== What you will do ==
**A.** In the news excerpt below about Jeffrey Lynn Cost, condense the paragraph beginning "Cost grew up in Kettering" into a short bulleted list that keeps its main facts.
**B.** According to the news excerpt below about Jeffrey Lynn Cost, in what year did Cost admit he became leader of the Circle of Friends Organization?

== Supplied passage ==

○ ○ ○ ○ ○ ○ ○

It was the end of the line for Jeffrey Lynn Cost, who amassed a fortune moving tons of marijuana into the Dayton area and evaded detection for three decades. Federal prosecutors specifically avoid ranking drug dealers, but they said Cost moved “staggering” quantities during an unusually lengthy conspiracy.

“Mr. Cost had reached the pinnacle of success” as a drug dealer, said the woman who brought him to justice, Assistant U.S. Attorney Mona Guerrier.

He had nowhere to go but down.

A circle of friends

Cost grew up in Kettering, graduating from Fairmont West High School in the 1967 Summer of Love. He played at school dances with bands called The Mystic Five and The Toronados. His senior yearbook shows no extracurricular activities for Cost, but Guerrier said some high school friends later joined his dope enterprise. Law officers dubbed it the Circle of Friends Organization, or CFO.

“This conspiracy was born out of personal relationships,” Guerrier said. “Casual smoking of marijuana was part of their growing up and they took it from there.”

Federal officials believe the CFO began by 1979, and Cost was there from the start. He admitted he became its leader in 1998. Authorities say that’s when Cost secured a direct connection with Arizona-based marijuana suppliers and his illicit business soared.

○ ○ ○ ○ ○ ○ ○

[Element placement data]
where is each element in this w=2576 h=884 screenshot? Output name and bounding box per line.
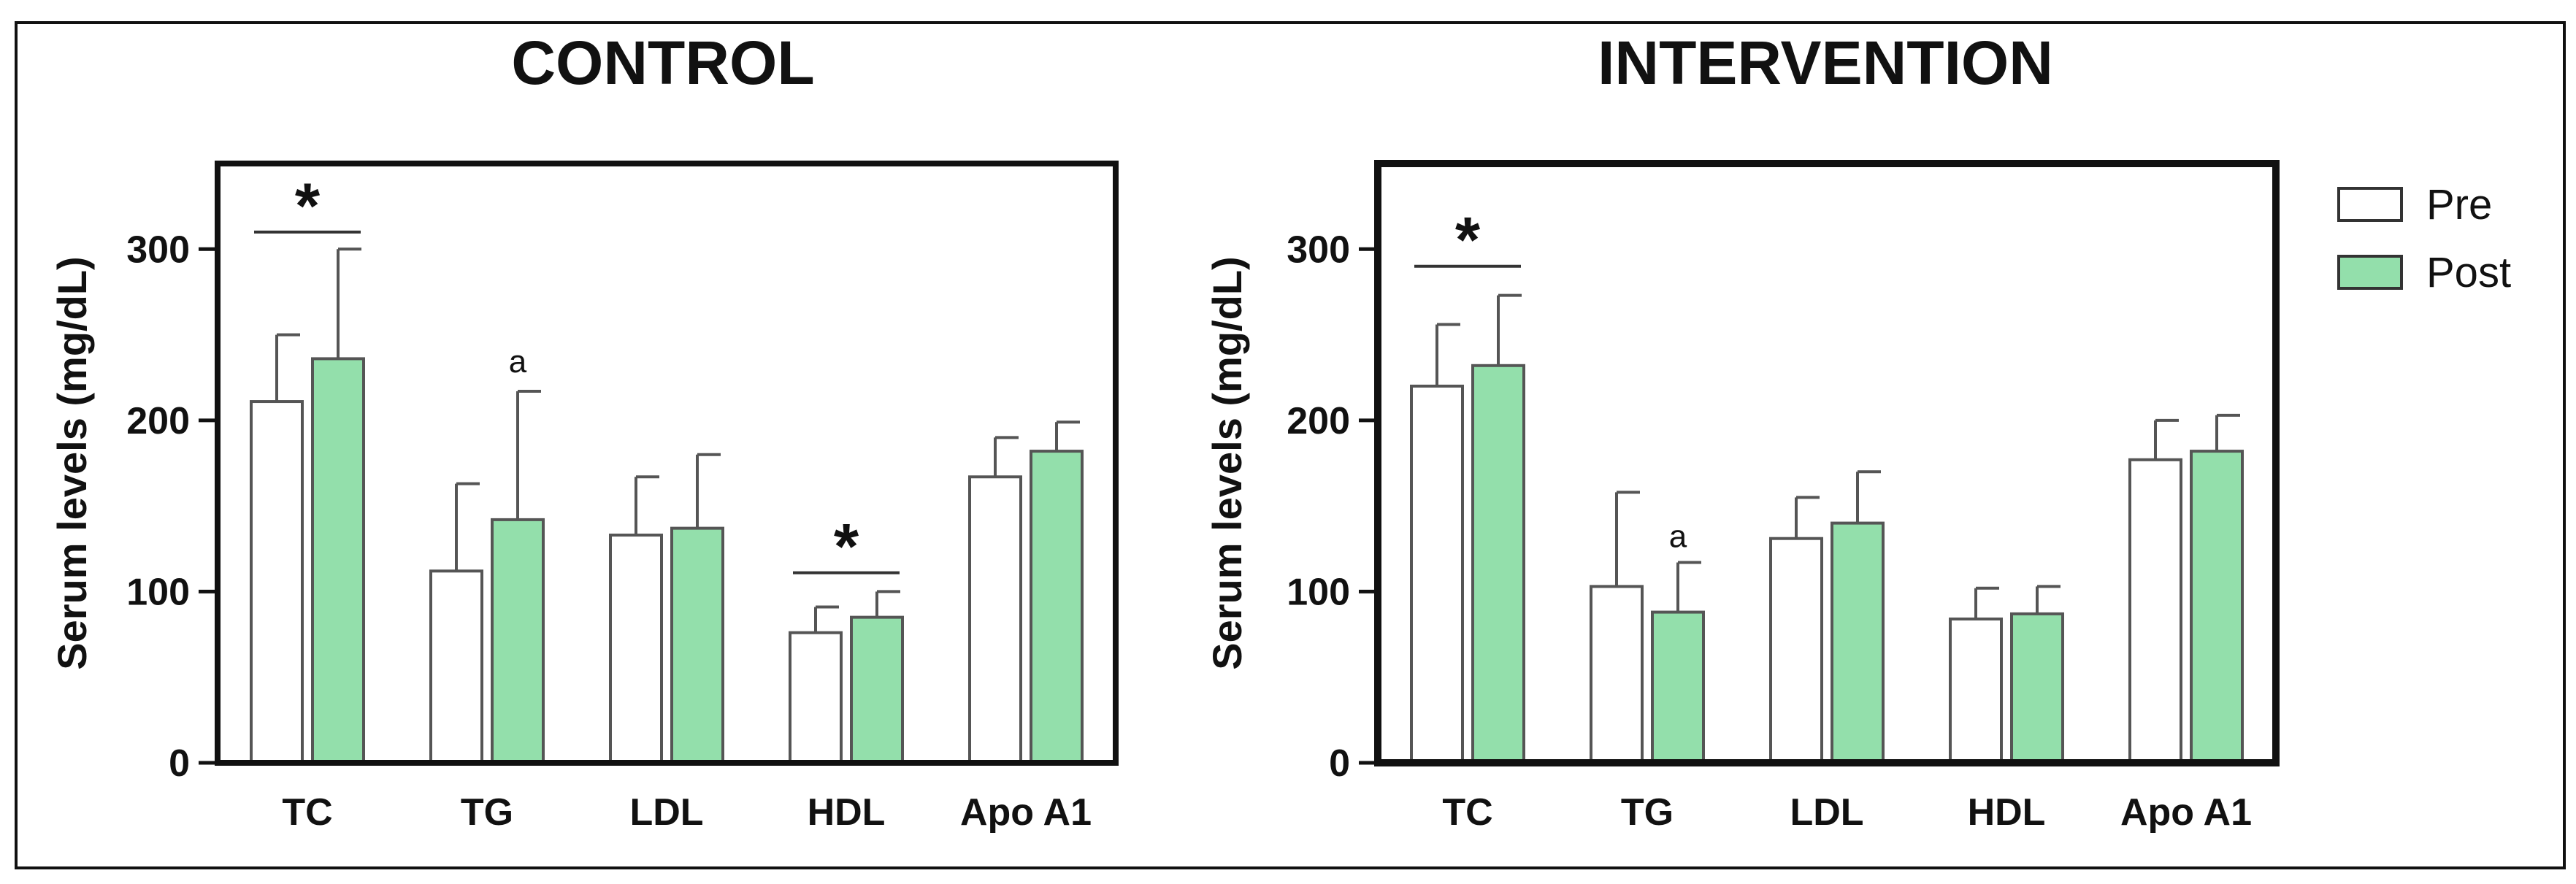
intervention-x-tick-label: HDL <box>1968 791 2046 834</box>
control-bar-post <box>311 357 365 764</box>
intervention-letter-annotation: a <box>1669 518 1687 554</box>
intervention-x-tick-label: LDL <box>1790 791 1863 834</box>
control-x-tick-label: TC <box>282 791 332 834</box>
intervention-bar-post <box>1471 364 1525 764</box>
intervention-y-tick-label: 100 <box>1287 571 1350 613</box>
control-significance-star: * <box>295 169 321 242</box>
intervention-bar-post <box>1831 521 1885 764</box>
control-bar-pre <box>250 400 304 764</box>
intervention-x-tick-label: TG <box>1621 791 1674 834</box>
legend-swatch-pre <box>2337 187 2403 222</box>
control-bar-post <box>670 526 724 764</box>
control-letter-annotation: a <box>509 344 527 380</box>
control-plot-frame <box>215 161 1119 766</box>
intervention-bar-pre <box>1949 617 2003 765</box>
intervention-x-tick-label: TC <box>1442 791 1492 834</box>
intervention-y-tick-label: 300 <box>1287 228 1350 271</box>
control-x-tick-label: TG <box>461 791 513 834</box>
legend-label-pre: Pre <box>2426 181 2492 228</box>
control-bar-post <box>1030 450 1084 765</box>
chart-intervention: 0 100 200 300 Serum levels (mg/dL) TC TG LDL HDL… <box>1204 160 2280 834</box>
intervention-significance-star: * <box>1455 204 1481 276</box>
control-bar-pre <box>609 534 663 765</box>
control-significance-star: * <box>834 510 859 583</box>
control-x-tick-label: HDL <box>808 791 886 834</box>
control-bar-pre <box>429 569 483 765</box>
control-y-tick-label: 0 <box>169 742 190 785</box>
intervention-bar-pre <box>1590 585 1644 764</box>
intervention-x-tick-label: Apo A1 <box>2120 791 2252 834</box>
control-y-tick-label: 100 <box>126 571 190 613</box>
legend: Pre Post <box>2337 181 2511 296</box>
intervention-bar-post <box>1651 610 1705 764</box>
control-bar-post <box>850 615 904 764</box>
intervention-y-axis-label: Serum levels (mg/dL) <box>1204 256 1250 669</box>
intervention-y-tick-label: 0 <box>1329 742 1350 785</box>
control-y-tick-label: 200 <box>126 400 190 442</box>
control-x-tick-label: Apo A1 <box>960 791 1092 834</box>
chart-control: 0 100 200 300 Serum levels (mg/dL) TC TG LDL HDL… <box>49 161 1119 834</box>
panel-title-intervention: INTERVENTION <box>1598 28 2053 97</box>
control-bar-post <box>491 518 545 764</box>
intervention-bar-post <box>2190 450 2244 765</box>
intervention-bar-pre <box>1410 384 1464 764</box>
panel-title-control: CONTROL <box>511 28 814 97</box>
control-x-tick-label: LDL <box>629 791 703 834</box>
control-bar-pre <box>968 475 1022 764</box>
intervention-plot-frame <box>1374 160 2280 766</box>
control-y-tick-label: 300 <box>126 228 190 271</box>
legend-swatch-post <box>2337 255 2403 290</box>
legend-label-post: Post <box>2426 249 2511 296</box>
control-y-axis-label: Serum levels (mg/dL) <box>49 256 95 669</box>
intervention-bar-pre <box>1769 537 1823 764</box>
intervention-y-tick-label: 200 <box>1287 400 1350 442</box>
intervention-bar-pre <box>2128 458 2182 765</box>
control-bar-pre <box>789 631 843 764</box>
intervention-bar-post <box>2010 612 2064 764</box>
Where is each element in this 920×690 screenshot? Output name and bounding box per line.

○ ○ ○ ○ ○ ○ ○

== Written answers ==
**A.**
- Cost grew up in Kettering and graduated from Fairmont West High School in 1967.
- He played at school dances with the bands The Mystic Five and The Toronados.
- His senior yearbook lists no extracurricular activities for him.
- According to Guerrier, some of his high school friends later joined his drug enterprise.
- Law officers named that enterprise the Circle of Friends Organization (CFO).

**B.** 1998